──────── BEREITGESTELLTER TEXT

Knapp 170 Webauftritte der zwölf Senatsressorts, ein gutes Dutzend Intranetseiten und noch einmal knapp 100 Webseiten aus dem Bildungsbereich auf eigenen Servern fallen in den Zuständigkeitsbereich der Kompetenzstelle CMS und Internet. CMS steht für Content-Management-System und bezeichnet das System, mit dem die Anwender die Seiten verwalten. In Bremen ist dies eine Eigenkreation namens Kogis, die vor Jahren auf einem bestehenden System aufgebaut wurde.

────────────────
──────── EXTRAHIERTE DATEN

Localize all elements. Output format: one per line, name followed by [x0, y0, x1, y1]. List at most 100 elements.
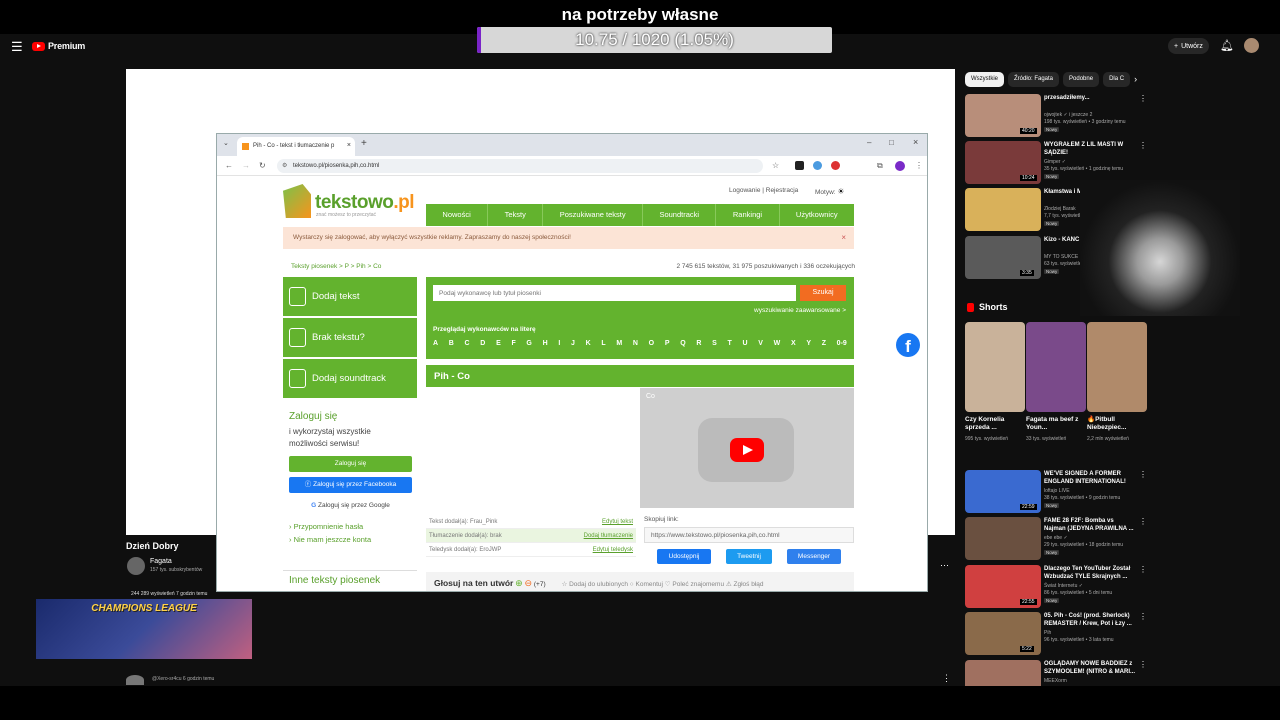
extension-icon[interactable] [795, 161, 804, 170]
short-thumbnail[interactable] [1087, 322, 1147, 412]
letter-link[interactable]: Z [822, 340, 826, 347]
letter-link[interactable]: A [433, 340, 438, 347]
chip-for-you[interactable]: Dla C [1103, 72, 1131, 87]
channel-avatar[interactable] [127, 557, 145, 575]
rec-thumbnail[interactable] [965, 517, 1041, 560]
rec-video[interactable]: 22:59 WE'VE SIGNED A FORMER ENGLAND INTER… [965, 470, 1147, 515]
rec-menu-icon[interactable]: ⋮ [1139, 565, 1147, 574]
rec-title[interactable]: 05. Pih - Coś! (prod. Sherlock) REMASTER… [1044, 612, 1136, 628]
letter-link[interactable]: I [558, 340, 560, 347]
chevron-right-icon[interactable]: › [1134, 72, 1137, 87]
rec-video[interactable]: 22:55 Dlaczego Ten YouTuber Został Wzbudz… [965, 565, 1147, 610]
letter-link[interactable]: E [496, 340, 501, 347]
rec-thumbnail[interactable] [965, 188, 1041, 231]
rec-title[interactable]: OGLĄDAMY NOWE BADDIEZ z SZYMOOLEM! (NITR… [1044, 660, 1136, 676]
extensions-puzzle-icon[interactable]: ⧉ [877, 161, 883, 171]
edit-lyrics-link[interactable]: Edytuj tekst [602, 519, 633, 525]
youtube-logo[interactable]: Premium [32, 40, 85, 52]
letter-link[interactable]: O [649, 340, 654, 347]
letter-link[interactable]: K [586, 340, 591, 347]
bell-icon[interactable]: 🔔︎ [1220, 39, 1234, 52]
channel-name[interactable]: Fagata [150, 558, 172, 565]
rec-menu-icon[interactable]: ⋮ [1139, 94, 1147, 103]
minimize-icon[interactable]: – [867, 138, 871, 147]
rec-title[interactable]: Dlaczego Ten YouTuber Został Wzbudzać TY… [1044, 565, 1136, 581]
theme-toggle[interactable]: Motyw: ☀ [815, 187, 845, 196]
browser-tab[interactable]: Pih - Co - tekst i tłumaczenie p × [237, 137, 355, 156]
nav-item-teksty[interactable]: Teksty [488, 204, 544, 226]
chip-similar[interactable]: Podobne [1063, 72, 1100, 87]
letter-link[interactable]: P [665, 340, 670, 347]
letter-link[interactable]: T [728, 340, 732, 347]
comment-menu-icon[interactable]: ⋮ [942, 673, 951, 684]
commenter-avatar[interactable] [126, 675, 144, 685]
rec-menu-icon[interactable]: ⋮ [1139, 660, 1147, 669]
chip-all[interactable]: Wszystkie [965, 72, 1004, 87]
letter-link[interactable]: H [543, 340, 548, 347]
short-thumbnail[interactable] [965, 322, 1025, 412]
back-icon[interactable]: ← [225, 161, 233, 170]
nav-item-uzytkownicy[interactable]: Użytkownicy [780, 204, 855, 226]
login-register-links[interactable]: Logowanie | Rejestracja [729, 187, 798, 194]
rec-title[interactable]: WYGRAŁEM Z LIL MASTI W SĄDZIE! [1044, 141, 1136, 157]
short-title[interactable]: Fagata ma beef z Youn... [1026, 416, 1080, 432]
profile-avatar[interactable] [895, 161, 905, 171]
tekstowo-logo[interactable]: tekstowo.pl [315, 192, 415, 214]
share-facebook-button[interactable]: Udostępnij [657, 549, 711, 564]
login-button[interactable]: Zaloguj się [289, 456, 412, 472]
close-window-icon[interactable]: × [913, 137, 918, 147]
url-field[interactable]: ⚙ tekstowo.pl/piosenka,pih,co.html [277, 159, 763, 173]
tweet-button[interactable]: Tweetnij [726, 549, 772, 564]
letter-link[interactable]: W [774, 340, 781, 347]
browser-menu-icon[interactable]: ⋮ [915, 161, 923, 170]
search-input[interactable] [433, 285, 796, 301]
letter-link[interactable]: R [696, 340, 701, 347]
letter-link[interactable]: Y [806, 340, 811, 347]
letter-link[interactable]: F [511, 340, 515, 347]
rec-title[interactable]: WE'VE SIGNED A FORMER ENGLAND INTERNATIO… [1044, 470, 1136, 486]
rec-menu-icon[interactable]: ⋮ [1139, 517, 1147, 526]
letter-link[interactable]: S [712, 340, 717, 347]
maximize-icon[interactable]: □ [889, 138, 894, 147]
more-actions-icon[interactable]: ⋯ [940, 560, 949, 571]
edit-video-link[interactable]: Edytuj teledysk [593, 547, 633, 553]
rec-menu-icon[interactable]: ⋮ [1139, 470, 1147, 479]
rec-video[interactable]: 5:22 05. Pih - Coś! (prod. Sherlock) REMA… [965, 612, 1147, 657]
chip-source[interactable]: Źródło: Fagata [1008, 72, 1060, 87]
short-title[interactable]: Czy Kornelia sprzeda ... [965, 416, 1019, 432]
close-notice-icon[interactable]: × [841, 233, 846, 242]
nav-item-rankingi[interactable]: Rankingi [716, 204, 780, 226]
facebook-float-icon[interactable]: f [896, 333, 920, 357]
letter-link[interactable]: L [601, 340, 605, 347]
hamburger-menu-icon[interactable]: ☰ [11, 39, 23, 55]
tab-list-icon[interactable]: ⌄ [223, 139, 229, 147]
create-button[interactable]: + Utwórz [1168, 38, 1209, 54]
forgot-password-link[interactable]: › Przypomnienie hasła [289, 522, 363, 531]
short-title[interactable]: 🔥Pitbull Niebezpiec... [1087, 416, 1141, 432]
site-info-icon[interactable]: ⚙ [282, 162, 287, 169]
add-translation-link[interactable]: Dodaj tłumaczenie [584, 533, 633, 539]
extension-icon[interactable] [831, 161, 840, 170]
new-tab-icon[interactable]: + [361, 138, 367, 149]
nav-item-nowosci[interactable]: Nowości [426, 204, 489, 226]
rec-video[interactable]: FAME 28 F2F: Bomba vs Najman (JEDYNA PRA… [965, 517, 1147, 562]
forward-icon[interactable]: → [242, 161, 250, 170]
bookmark-star-icon[interactable]: ☆ [772, 161, 779, 170]
letter-link[interactable]: D [480, 340, 485, 347]
extension-icon[interactable] [813, 161, 822, 170]
letter-link[interactable]: U [742, 340, 747, 347]
vote-down-icon[interactable]: ⊖ [525, 578, 533, 588]
song-actions[interactable]: ☆ Dodaj do ulubionych ○ Komentuj ♡ Poleć… [561, 581, 763, 588]
embedded-video[interactable]: Co [640, 388, 854, 508]
breadcrumb[interactable]: Teksty piosenek > P > Pih > Co [291, 263, 381, 270]
short-thumbnail[interactable] [1026, 322, 1086, 412]
avatar[interactable] [1244, 38, 1259, 53]
vote-up-icon[interactable]: ⊕ [515, 578, 523, 588]
nav-item-soundtracki[interactable]: Soundtracki [643, 204, 717, 226]
advanced-search-link[interactable]: wyszukiwanie zaawansowane > [754, 307, 846, 314]
no-account-link[interactable]: › Nie mam jeszcze konta [289, 535, 371, 544]
login-facebook-button[interactable]: ⓕ Zaloguj się przez Facebooka [289, 477, 412, 493]
messenger-button[interactable]: Messenger [787, 549, 841, 564]
letter-link[interactable]: G [526, 340, 531, 347]
add-soundtrack-button[interactable]: Dodaj soundtrack [283, 359, 417, 398]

────────────────

= AUFGABE 1 =
Wie heißt laut dem bereitgestellten Text das Content-Management-System, das in Bremen eingesetzt wird?
= AUFGABE 2 =
Gib aus dem bereitgestellten Text den Abschnitt von „Knapp 170 Webauftritte“ bis „System aufgebaut wurde.“ wortgetreu wieder.

= ANTWORT 1 =
Es heißt Kogis.

= ANTWORT 2 =
Knapp 170 Webauftritte der zwölf Senatsressorts, ein gutes Dutzend Intranetseiten und noch einmal knapp 100 Webseiten aus dem Bildungsbereich auf eigenen Servern fallen in den Zuständigkeitsbereich der Kompetenzstelle CMS und Internet. CMS steht für Content-Management-System und bezeichnet das System, mit dem die Anwender die Seiten verwalten. In Bremen ist dies eine Eigenkreation namens Kogis, die vor Jahren auf einem bestehenden System aufgebaut wurde.